Request: Report every line in the listing below where the string "feet" shows up.

** BEGIN Data in this exercise **

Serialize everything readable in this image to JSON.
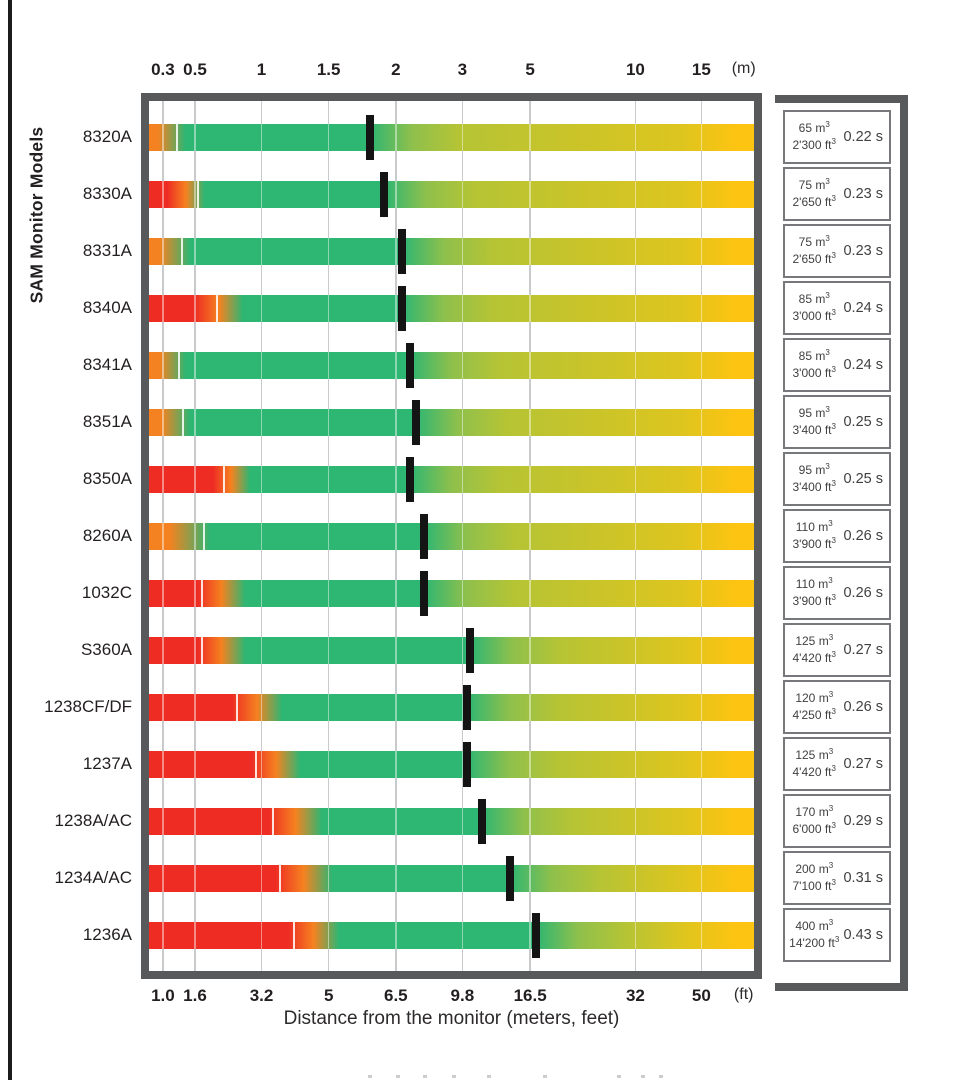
{
  "page": {
    "y_axis_title": "SAM Monitor Models",
    "x_axis_title": "Distance from the monitor (meters, feet)"
  },
  "units": {
    "top_axis": "(m)",
    "bottom_axis": "(ft)",
    "vol_m": "m",
    "vol_ft": "ft",
    "sup": "3",
    "seconds": "s"
  },
  "chart_data": {
    "type": "bar",
    "orientation": "horizontal-range-gradient",
    "title": "",
    "xlabel": "Distance from the monitor (meters, feet)",
    "ylabel": "SAM Monitor Models",
    "legend": "none",
    "grid": true,
    "x_axis": {
      "scale": "quasi-log",
      "top_tick_labels_m": [
        "0.3",
        "0.5",
        "1",
        "1.5",
        "2",
        "3",
        "5",
        "10",
        "15"
      ],
      "bottom_tick_labels_ft": [
        "1.0",
        "1.6",
        "3.2",
        "5",
        "6.5",
        "9.8",
        "16.5",
        "32",
        "50"
      ],
      "tick_percents": [
        2.3,
        7.6,
        18.6,
        29.7,
        40.8,
        51.8,
        63.0,
        80.4,
        91.3
      ]
    },
    "colors": {
      "red": "#ee2c24",
      "orange": "#f58220",
      "green": "#2eb673",
      "green_mid": "#8fc04c",
      "olive": "#b6c434",
      "yellow": "#ddc51f",
      "gold": "#fdc411",
      "marker": "#141414",
      "frame": "#58595b"
    },
    "rows": [
      {
        "model": "8320A",
        "start_color": "orange",
        "solid_end_pct": 1.5,
        "green_start_pct": 6.0,
        "divider_pct": 4.5,
        "marker_pct": 36.5,
        "marker_m": 1.8,
        "volume_m3": "65",
        "volume_ft3": "2'300",
        "response_s": "0.22"
      },
      {
        "model": "8330A",
        "start_color": "red",
        "solid_end_pct": 3.0,
        "green_start_pct": 9.2,
        "divider_pct": 8.0,
        "marker_pct": 38.9,
        "marker_m": 1.9,
        "volume_m3": "75",
        "volume_ft3": "2'650",
        "response_s": "0.23"
      },
      {
        "model": "8331A",
        "start_color": "orange",
        "solid_end_pct": 1.8,
        "green_start_pct": 6.8,
        "divider_pct": 5.3,
        "marker_pct": 41.9,
        "marker_m": 2.1,
        "volume_m3": "75",
        "volume_ft3": "2'650",
        "response_s": "0.23"
      },
      {
        "model": "8340A",
        "start_color": "red",
        "solid_end_pct": 7.6,
        "green_start_pct": 15.5,
        "divider_pct": 11.0,
        "marker_pct": 41.9,
        "marker_m": 2.1,
        "volume_m3": "85",
        "volume_ft3": "3'000",
        "response_s": "0.24"
      },
      {
        "model": "8341A",
        "start_color": "orange",
        "solid_end_pct": 1.8,
        "green_start_pct": 6.1,
        "divider_pct": 4.8,
        "marker_pct": 43.1,
        "marker_m": 2.2,
        "volume_m3": "85",
        "volume_ft3": "3'000",
        "response_s": "0.24"
      },
      {
        "model": "8351A",
        "start_color": "orange",
        "solid_end_pct": 2.1,
        "green_start_pct": 6.8,
        "divider_pct": 5.5,
        "marker_pct": 44.1,
        "marker_m": 2.3,
        "volume_m3": "95",
        "volume_ft3": "3'400",
        "response_s": "0.25"
      },
      {
        "model": "8350A",
        "start_color": "red",
        "solid_end_pct": 10.6,
        "green_start_pct": 16.7,
        "divider_pct": 12.2,
        "marker_pct": 43.1,
        "marker_m": 2.2,
        "volume_m3": "95",
        "volume_ft3": "3'400",
        "response_s": "0.25"
      },
      {
        "model": "8260A",
        "start_color": "orange",
        "solid_end_pct": 3.4,
        "green_start_pct": 10.1,
        "divider_pct": 9.0,
        "marker_pct": 45.5,
        "marker_m": 2.4,
        "volume_m3": "110",
        "volume_ft3": "3'900",
        "response_s": "0.26"
      },
      {
        "model": "1032C",
        "start_color": "red",
        "solid_end_pct": 8.1,
        "green_start_pct": 15.9,
        "divider_pct": 8.6,
        "marker_pct": 45.5,
        "marker_m": 2.4,
        "volume_m3": "110",
        "volume_ft3": "3'900",
        "response_s": "0.26"
      },
      {
        "model": "S360A",
        "start_color": "red",
        "solid_end_pct": 8.1,
        "green_start_pct": 15.9,
        "divider_pct": 8.6,
        "marker_pct": 53.1,
        "marker_m": 3.1,
        "volume_m3": "125",
        "volume_ft3": "4'420",
        "response_s": "0.27"
      },
      {
        "model": "1238CF/DF",
        "start_color": "red",
        "solid_end_pct": 13.7,
        "green_start_pct": 22.0,
        "divider_pct": 14.4,
        "marker_pct": 52.6,
        "marker_m": 3.1,
        "volume_m3": "120",
        "volume_ft3": "4'250",
        "response_s": "0.26"
      },
      {
        "model": "1237A",
        "start_color": "red",
        "solid_end_pct": 17.0,
        "green_start_pct": 25.0,
        "divider_pct": 17.5,
        "marker_pct": 52.6,
        "marker_m": 3.1,
        "volume_m3": "125",
        "volume_ft3": "4'420",
        "response_s": "0.27"
      },
      {
        "model": "1238A/AC",
        "start_color": "red",
        "solid_end_pct": 19.8,
        "green_start_pct": 28.6,
        "divider_pct": 20.3,
        "marker_pct": 55.0,
        "marker_m": 3.3,
        "volume_m3": "170",
        "volume_ft3": "6'000",
        "response_s": "0.29"
      },
      {
        "model": "1234A/AC",
        "start_color": "red",
        "solid_end_pct": 20.9,
        "green_start_pct": 30.3,
        "divider_pct": 21.5,
        "marker_pct": 59.6,
        "marker_m": 3.7,
        "volume_m3": "200",
        "volume_ft3": "7'100",
        "response_s": "0.31"
      },
      {
        "model": "1236A",
        "start_color": "red",
        "solid_end_pct": 23.0,
        "green_start_pct": 31.4,
        "divider_pct": 23.8,
        "marker_pct": 64.0,
        "marker_m": 5.1,
        "volume_m3": "400",
        "volume_ft3": "14'200",
        "response_s": "0.43"
      }
    ]
  }
}
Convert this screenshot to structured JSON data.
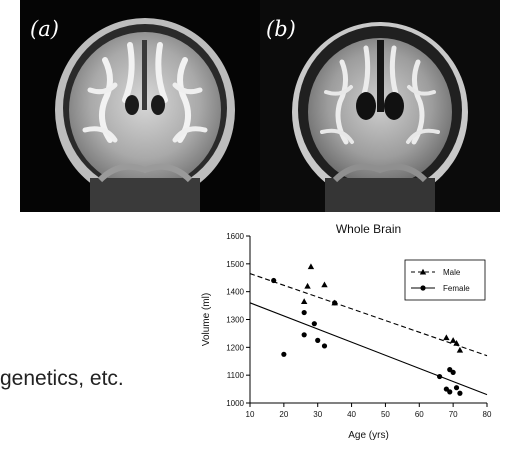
{
  "figure": {
    "panel_labels": [
      "(a)",
      "(b)"
    ],
    "side_text": "genetics, etc."
  },
  "chart_data": {
    "type": "scatter",
    "title": "Whole Brain",
    "xlabel": "Age (yrs)",
    "ylabel": "Volume (ml)",
    "xlim": [
      10,
      80
    ],
    "ylim": [
      1000,
      1600
    ],
    "x_ticks": [
      10,
      20,
      30,
      40,
      50,
      60,
      70,
      80
    ],
    "y_ticks": [
      1000,
      1100,
      1200,
      1300,
      1400,
      1500,
      1600
    ],
    "grid": false,
    "legend_position": "top-right",
    "series": [
      {
        "name": "Male",
        "marker": "triangle",
        "line_style": "dashed",
        "points": [
          [
            26,
            1365
          ],
          [
            27,
            1420
          ],
          [
            28,
            1490
          ],
          [
            32,
            1425
          ],
          [
            35,
            1360
          ],
          [
            68,
            1235
          ],
          [
            70,
            1225
          ],
          [
            71,
            1215
          ],
          [
            72,
            1190
          ]
        ],
        "fit": [
          [
            10,
            1465
          ],
          [
            80,
            1170
          ]
        ]
      },
      {
        "name": "Female",
        "marker": "circle",
        "line_style": "solid",
        "points": [
          [
            17,
            1440
          ],
          [
            20,
            1175
          ],
          [
            26,
            1325
          ],
          [
            26,
            1245
          ],
          [
            29,
            1285
          ],
          [
            30,
            1225
          ],
          [
            32,
            1205
          ],
          [
            35,
            1360
          ],
          [
            66,
            1095
          ],
          [
            68,
            1050
          ],
          [
            69,
            1120
          ],
          [
            69,
            1040
          ],
          [
            70,
            1110
          ],
          [
            71,
            1055
          ],
          [
            72,
            1035
          ]
        ],
        "fit": [
          [
            10,
            1360
          ],
          [
            80,
            1030
          ]
        ]
      }
    ]
  }
}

** END Data in this exercise **

Expected output:
    "x_axis_title": "Distance from the monitor (meters, feet)"
    "xlabel": "Distance from the monitor (meters, feet)",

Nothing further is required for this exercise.